Prompt:
Locate the lines where "Mariahilferstr" occurs and copy them as they stand.

*****

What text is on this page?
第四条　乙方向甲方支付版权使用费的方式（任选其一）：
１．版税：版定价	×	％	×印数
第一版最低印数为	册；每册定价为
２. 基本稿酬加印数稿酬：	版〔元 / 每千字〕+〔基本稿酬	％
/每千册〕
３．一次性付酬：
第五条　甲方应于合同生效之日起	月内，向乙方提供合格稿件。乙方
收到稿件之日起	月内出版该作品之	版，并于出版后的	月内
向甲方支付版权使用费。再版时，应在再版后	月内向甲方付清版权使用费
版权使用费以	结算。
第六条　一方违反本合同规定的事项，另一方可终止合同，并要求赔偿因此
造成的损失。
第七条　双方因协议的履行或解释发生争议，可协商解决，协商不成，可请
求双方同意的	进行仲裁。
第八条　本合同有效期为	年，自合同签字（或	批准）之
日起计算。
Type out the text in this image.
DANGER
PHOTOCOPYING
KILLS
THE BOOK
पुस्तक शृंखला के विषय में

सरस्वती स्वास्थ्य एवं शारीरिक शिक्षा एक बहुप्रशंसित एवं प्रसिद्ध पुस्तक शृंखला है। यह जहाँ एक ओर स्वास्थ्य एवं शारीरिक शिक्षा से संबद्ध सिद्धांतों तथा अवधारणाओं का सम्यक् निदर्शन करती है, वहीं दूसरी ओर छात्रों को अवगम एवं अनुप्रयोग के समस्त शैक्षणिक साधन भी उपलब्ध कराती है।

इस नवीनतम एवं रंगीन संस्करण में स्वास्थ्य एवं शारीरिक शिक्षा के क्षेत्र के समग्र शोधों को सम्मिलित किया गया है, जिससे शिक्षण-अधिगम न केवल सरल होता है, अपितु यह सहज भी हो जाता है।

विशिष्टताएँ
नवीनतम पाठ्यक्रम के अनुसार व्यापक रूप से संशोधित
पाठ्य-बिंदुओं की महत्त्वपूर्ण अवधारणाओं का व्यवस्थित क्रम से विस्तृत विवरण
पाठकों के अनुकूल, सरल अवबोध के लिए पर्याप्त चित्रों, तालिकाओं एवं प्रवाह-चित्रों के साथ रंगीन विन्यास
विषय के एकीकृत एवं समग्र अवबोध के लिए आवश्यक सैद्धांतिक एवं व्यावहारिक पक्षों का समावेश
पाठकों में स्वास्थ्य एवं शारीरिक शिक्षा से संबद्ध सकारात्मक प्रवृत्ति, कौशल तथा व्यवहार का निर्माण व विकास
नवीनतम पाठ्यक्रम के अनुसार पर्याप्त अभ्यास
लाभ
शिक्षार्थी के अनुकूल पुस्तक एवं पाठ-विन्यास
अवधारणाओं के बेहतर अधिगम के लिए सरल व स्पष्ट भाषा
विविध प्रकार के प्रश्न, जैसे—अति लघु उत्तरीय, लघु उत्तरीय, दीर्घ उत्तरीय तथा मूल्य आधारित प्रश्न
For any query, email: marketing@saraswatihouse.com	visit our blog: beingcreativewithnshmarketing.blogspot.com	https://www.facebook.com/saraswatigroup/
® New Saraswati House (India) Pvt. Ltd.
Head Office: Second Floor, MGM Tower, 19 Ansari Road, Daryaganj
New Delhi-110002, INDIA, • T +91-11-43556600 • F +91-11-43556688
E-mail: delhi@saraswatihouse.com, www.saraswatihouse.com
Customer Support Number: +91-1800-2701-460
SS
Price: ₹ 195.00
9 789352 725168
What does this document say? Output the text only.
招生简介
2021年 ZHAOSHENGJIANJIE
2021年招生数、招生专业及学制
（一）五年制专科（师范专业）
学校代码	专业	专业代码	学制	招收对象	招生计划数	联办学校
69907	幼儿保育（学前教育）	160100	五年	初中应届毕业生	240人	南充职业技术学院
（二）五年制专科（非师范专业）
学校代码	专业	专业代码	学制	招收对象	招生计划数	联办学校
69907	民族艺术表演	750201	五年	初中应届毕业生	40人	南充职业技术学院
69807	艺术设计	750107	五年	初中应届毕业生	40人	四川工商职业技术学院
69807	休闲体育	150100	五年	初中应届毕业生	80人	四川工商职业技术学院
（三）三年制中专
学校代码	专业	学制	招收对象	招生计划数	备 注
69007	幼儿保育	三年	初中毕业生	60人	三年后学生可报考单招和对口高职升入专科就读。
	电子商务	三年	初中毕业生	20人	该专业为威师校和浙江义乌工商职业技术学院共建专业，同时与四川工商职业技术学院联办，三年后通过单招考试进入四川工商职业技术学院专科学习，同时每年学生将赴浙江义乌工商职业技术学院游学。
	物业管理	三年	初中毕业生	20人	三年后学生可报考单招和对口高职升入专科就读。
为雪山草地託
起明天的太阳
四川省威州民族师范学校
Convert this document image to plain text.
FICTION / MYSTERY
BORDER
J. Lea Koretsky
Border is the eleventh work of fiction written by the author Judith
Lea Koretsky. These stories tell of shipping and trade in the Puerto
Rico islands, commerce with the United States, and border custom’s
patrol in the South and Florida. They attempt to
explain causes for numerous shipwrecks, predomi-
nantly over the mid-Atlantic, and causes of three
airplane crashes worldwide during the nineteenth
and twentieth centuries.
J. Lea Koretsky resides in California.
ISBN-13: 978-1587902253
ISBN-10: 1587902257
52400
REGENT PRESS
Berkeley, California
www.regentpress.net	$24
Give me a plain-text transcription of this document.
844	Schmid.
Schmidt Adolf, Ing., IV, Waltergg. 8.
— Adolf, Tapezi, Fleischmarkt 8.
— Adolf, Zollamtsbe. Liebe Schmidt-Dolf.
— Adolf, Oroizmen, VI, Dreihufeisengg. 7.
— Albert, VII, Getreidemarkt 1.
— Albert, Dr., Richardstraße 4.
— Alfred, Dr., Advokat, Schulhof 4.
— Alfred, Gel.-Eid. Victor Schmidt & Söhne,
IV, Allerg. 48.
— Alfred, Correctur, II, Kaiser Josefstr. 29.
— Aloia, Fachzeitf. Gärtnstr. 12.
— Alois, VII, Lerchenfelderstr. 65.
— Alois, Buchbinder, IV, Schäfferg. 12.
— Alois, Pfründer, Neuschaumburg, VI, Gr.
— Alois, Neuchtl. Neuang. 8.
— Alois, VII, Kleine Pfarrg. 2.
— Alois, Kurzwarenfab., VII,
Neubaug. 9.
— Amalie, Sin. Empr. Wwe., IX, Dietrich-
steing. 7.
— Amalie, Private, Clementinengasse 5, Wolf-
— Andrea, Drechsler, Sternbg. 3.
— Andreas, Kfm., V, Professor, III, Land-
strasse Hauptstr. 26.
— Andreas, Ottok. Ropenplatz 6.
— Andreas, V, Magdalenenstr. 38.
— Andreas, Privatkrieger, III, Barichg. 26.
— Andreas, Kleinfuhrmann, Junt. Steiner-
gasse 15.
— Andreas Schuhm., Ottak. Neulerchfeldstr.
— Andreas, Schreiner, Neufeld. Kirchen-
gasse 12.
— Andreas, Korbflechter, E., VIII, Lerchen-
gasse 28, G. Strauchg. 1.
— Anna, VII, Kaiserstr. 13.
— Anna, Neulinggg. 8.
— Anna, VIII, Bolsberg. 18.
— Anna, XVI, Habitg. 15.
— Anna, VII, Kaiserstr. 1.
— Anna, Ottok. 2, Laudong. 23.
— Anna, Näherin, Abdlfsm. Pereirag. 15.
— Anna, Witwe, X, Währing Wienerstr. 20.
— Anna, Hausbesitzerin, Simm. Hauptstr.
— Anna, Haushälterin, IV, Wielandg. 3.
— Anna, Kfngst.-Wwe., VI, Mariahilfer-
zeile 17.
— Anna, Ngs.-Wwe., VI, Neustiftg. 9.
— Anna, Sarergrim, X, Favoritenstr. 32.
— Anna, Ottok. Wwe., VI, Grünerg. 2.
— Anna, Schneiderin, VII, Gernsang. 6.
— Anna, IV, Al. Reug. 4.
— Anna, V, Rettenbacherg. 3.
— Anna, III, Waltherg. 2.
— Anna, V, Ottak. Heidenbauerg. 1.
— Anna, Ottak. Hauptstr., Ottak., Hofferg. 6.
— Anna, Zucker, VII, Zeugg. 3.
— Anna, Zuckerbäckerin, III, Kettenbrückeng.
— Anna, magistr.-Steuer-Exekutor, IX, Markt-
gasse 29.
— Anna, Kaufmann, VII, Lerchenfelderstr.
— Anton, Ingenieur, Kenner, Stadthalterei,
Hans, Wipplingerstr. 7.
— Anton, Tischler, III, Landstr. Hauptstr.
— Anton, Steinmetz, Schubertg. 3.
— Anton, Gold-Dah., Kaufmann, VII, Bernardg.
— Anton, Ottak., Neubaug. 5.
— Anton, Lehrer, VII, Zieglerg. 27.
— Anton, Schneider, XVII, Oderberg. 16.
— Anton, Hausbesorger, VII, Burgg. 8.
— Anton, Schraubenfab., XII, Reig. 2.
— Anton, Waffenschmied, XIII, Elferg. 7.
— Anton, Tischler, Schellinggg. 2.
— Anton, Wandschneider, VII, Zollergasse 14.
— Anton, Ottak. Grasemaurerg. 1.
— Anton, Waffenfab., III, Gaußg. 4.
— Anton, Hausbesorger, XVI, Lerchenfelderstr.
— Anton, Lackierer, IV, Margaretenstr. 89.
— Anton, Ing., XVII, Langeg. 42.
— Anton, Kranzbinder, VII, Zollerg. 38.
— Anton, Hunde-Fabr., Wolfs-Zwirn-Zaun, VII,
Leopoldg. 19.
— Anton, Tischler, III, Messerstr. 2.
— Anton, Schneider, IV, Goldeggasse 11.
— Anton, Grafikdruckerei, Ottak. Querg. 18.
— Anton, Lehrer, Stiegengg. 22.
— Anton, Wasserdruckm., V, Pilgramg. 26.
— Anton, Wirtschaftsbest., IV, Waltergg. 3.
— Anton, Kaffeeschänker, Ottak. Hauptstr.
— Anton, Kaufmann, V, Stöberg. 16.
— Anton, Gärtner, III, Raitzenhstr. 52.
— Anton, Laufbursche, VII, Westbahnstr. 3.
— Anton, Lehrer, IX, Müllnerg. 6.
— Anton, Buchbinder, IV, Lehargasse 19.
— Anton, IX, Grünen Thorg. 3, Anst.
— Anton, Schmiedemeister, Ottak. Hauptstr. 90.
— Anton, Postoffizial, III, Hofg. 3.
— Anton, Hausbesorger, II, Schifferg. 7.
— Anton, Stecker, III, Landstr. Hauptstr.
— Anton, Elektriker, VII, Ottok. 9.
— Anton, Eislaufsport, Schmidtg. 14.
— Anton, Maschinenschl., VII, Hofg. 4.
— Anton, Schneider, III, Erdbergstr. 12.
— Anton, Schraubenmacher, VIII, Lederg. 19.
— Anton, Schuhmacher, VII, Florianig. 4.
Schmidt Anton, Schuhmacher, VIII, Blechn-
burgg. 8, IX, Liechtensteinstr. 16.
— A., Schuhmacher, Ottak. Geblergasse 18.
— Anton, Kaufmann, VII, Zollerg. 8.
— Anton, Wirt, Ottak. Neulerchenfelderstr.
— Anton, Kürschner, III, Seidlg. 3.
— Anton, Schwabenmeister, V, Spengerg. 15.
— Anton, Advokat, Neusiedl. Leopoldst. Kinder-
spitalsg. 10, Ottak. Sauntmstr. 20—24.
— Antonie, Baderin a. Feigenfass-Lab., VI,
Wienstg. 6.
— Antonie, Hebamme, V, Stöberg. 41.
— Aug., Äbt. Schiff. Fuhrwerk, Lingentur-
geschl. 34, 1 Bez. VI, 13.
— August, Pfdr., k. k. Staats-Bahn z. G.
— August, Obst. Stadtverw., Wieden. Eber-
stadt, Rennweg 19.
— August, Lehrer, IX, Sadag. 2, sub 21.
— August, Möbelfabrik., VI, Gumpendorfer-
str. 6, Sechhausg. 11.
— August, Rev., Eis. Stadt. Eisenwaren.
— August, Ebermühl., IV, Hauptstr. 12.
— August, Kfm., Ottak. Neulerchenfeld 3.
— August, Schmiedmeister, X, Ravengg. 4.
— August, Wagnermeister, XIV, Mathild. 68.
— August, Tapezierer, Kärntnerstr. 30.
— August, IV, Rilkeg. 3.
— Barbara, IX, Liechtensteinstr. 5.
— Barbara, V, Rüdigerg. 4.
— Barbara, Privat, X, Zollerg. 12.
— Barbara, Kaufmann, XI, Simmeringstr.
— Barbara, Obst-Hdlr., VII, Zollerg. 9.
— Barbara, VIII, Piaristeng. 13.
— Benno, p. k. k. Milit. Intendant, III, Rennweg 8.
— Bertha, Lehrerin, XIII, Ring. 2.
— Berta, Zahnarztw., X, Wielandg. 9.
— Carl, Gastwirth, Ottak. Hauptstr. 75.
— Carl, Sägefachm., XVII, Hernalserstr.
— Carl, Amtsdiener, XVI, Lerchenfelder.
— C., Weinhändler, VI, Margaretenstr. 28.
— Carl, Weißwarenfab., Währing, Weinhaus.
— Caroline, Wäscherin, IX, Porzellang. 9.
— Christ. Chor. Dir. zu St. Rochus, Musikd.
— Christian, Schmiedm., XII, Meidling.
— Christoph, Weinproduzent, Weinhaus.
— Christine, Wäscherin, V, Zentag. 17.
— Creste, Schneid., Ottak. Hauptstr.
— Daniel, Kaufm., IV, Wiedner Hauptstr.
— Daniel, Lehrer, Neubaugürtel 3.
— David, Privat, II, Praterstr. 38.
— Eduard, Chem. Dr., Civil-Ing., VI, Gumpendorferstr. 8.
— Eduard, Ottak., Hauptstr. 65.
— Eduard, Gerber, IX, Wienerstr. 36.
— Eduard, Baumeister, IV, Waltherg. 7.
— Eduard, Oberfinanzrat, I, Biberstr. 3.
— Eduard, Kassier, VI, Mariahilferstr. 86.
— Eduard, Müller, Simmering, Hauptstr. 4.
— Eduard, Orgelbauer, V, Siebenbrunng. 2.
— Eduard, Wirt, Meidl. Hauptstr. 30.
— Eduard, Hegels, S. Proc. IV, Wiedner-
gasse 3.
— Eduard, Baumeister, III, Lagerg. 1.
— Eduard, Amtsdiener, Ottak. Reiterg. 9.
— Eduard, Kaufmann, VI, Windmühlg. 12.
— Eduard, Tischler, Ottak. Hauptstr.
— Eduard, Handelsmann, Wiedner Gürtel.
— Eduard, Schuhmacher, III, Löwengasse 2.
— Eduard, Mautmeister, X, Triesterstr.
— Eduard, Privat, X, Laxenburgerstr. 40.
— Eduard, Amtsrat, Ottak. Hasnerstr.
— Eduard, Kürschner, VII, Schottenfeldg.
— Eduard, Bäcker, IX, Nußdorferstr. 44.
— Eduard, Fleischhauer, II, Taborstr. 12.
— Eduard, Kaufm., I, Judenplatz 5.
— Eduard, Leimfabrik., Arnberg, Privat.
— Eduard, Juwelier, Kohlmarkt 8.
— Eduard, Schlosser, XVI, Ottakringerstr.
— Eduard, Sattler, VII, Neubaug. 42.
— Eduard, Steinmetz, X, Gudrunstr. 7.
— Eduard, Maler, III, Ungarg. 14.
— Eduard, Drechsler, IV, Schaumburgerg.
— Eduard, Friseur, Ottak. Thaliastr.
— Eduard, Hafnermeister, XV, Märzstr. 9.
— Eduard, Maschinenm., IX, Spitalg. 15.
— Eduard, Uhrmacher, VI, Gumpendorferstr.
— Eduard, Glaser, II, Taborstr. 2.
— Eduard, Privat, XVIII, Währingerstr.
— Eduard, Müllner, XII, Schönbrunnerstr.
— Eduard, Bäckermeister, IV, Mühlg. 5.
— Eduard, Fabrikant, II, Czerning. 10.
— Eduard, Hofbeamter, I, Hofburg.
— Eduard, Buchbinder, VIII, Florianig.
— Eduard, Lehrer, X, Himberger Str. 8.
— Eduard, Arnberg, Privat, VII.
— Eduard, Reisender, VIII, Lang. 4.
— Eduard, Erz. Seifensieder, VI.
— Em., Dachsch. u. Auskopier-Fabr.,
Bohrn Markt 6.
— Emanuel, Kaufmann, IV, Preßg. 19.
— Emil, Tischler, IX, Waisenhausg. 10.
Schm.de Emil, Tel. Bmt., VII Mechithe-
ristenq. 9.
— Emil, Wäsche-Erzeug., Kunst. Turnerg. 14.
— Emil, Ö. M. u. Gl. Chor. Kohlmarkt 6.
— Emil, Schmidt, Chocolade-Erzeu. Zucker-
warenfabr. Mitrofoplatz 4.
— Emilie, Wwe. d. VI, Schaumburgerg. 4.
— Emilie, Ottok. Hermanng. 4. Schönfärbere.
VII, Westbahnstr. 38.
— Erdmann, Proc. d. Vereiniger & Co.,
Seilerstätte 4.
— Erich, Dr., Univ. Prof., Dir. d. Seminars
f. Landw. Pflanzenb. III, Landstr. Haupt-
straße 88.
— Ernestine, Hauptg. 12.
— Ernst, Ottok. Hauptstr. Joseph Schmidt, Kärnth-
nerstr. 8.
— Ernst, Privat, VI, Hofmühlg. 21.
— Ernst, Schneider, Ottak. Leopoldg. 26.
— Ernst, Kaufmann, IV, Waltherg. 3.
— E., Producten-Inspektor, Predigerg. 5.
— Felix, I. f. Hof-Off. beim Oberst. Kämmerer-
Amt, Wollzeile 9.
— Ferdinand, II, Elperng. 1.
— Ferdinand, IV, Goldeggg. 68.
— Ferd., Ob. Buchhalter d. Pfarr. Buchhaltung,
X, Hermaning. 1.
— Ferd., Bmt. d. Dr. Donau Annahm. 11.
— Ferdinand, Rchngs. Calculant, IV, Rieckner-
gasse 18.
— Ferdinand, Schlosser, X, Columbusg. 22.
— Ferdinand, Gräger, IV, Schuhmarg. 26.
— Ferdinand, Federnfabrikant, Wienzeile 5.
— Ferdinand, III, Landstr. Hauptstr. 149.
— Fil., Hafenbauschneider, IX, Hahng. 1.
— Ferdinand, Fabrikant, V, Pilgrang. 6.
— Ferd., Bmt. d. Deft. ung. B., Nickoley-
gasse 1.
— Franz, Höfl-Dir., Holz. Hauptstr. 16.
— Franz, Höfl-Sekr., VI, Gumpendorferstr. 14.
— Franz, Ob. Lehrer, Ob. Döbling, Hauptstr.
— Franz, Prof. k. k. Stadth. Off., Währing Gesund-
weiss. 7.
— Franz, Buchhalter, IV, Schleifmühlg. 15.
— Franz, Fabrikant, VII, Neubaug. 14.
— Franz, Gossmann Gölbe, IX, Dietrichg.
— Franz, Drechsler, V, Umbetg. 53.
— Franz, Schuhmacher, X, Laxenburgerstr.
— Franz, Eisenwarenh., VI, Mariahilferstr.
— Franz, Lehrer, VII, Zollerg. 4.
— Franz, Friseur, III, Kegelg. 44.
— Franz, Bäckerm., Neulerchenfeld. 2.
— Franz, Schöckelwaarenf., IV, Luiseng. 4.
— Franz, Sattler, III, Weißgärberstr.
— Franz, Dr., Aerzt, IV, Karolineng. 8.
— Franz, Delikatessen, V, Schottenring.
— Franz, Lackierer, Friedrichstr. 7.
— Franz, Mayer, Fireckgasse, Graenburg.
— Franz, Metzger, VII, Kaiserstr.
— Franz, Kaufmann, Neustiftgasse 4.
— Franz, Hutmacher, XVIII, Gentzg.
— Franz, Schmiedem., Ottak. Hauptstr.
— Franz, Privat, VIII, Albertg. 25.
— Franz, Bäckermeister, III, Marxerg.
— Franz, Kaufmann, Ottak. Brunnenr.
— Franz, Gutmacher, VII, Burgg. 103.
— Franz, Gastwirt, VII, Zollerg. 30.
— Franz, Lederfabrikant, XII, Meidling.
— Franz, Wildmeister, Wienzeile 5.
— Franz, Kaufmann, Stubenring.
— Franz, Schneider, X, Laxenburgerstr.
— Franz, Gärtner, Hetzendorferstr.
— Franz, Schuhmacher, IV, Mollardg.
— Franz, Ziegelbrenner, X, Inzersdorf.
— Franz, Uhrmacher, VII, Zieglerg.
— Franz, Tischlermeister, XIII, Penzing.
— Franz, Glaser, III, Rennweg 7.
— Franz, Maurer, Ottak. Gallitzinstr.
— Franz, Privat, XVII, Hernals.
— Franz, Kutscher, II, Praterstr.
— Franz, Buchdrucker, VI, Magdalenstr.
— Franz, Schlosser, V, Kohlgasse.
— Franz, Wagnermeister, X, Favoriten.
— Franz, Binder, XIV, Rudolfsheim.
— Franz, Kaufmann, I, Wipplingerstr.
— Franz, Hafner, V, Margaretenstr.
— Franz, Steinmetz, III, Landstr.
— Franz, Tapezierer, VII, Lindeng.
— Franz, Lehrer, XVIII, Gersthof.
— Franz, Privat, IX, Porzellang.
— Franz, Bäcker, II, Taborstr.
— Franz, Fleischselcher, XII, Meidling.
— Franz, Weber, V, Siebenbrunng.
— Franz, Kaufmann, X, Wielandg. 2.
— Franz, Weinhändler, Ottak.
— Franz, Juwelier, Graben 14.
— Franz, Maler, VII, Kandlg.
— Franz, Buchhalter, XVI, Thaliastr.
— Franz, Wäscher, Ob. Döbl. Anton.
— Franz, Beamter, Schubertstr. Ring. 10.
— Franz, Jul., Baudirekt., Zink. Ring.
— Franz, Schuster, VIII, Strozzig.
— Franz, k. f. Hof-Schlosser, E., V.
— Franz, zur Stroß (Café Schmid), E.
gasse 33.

*****

Response to the task:
— Eduard, Kassier, VI, Mariahilferstr. 86.
— Franz, Eisenwarenh., VI, Mariahilferstr.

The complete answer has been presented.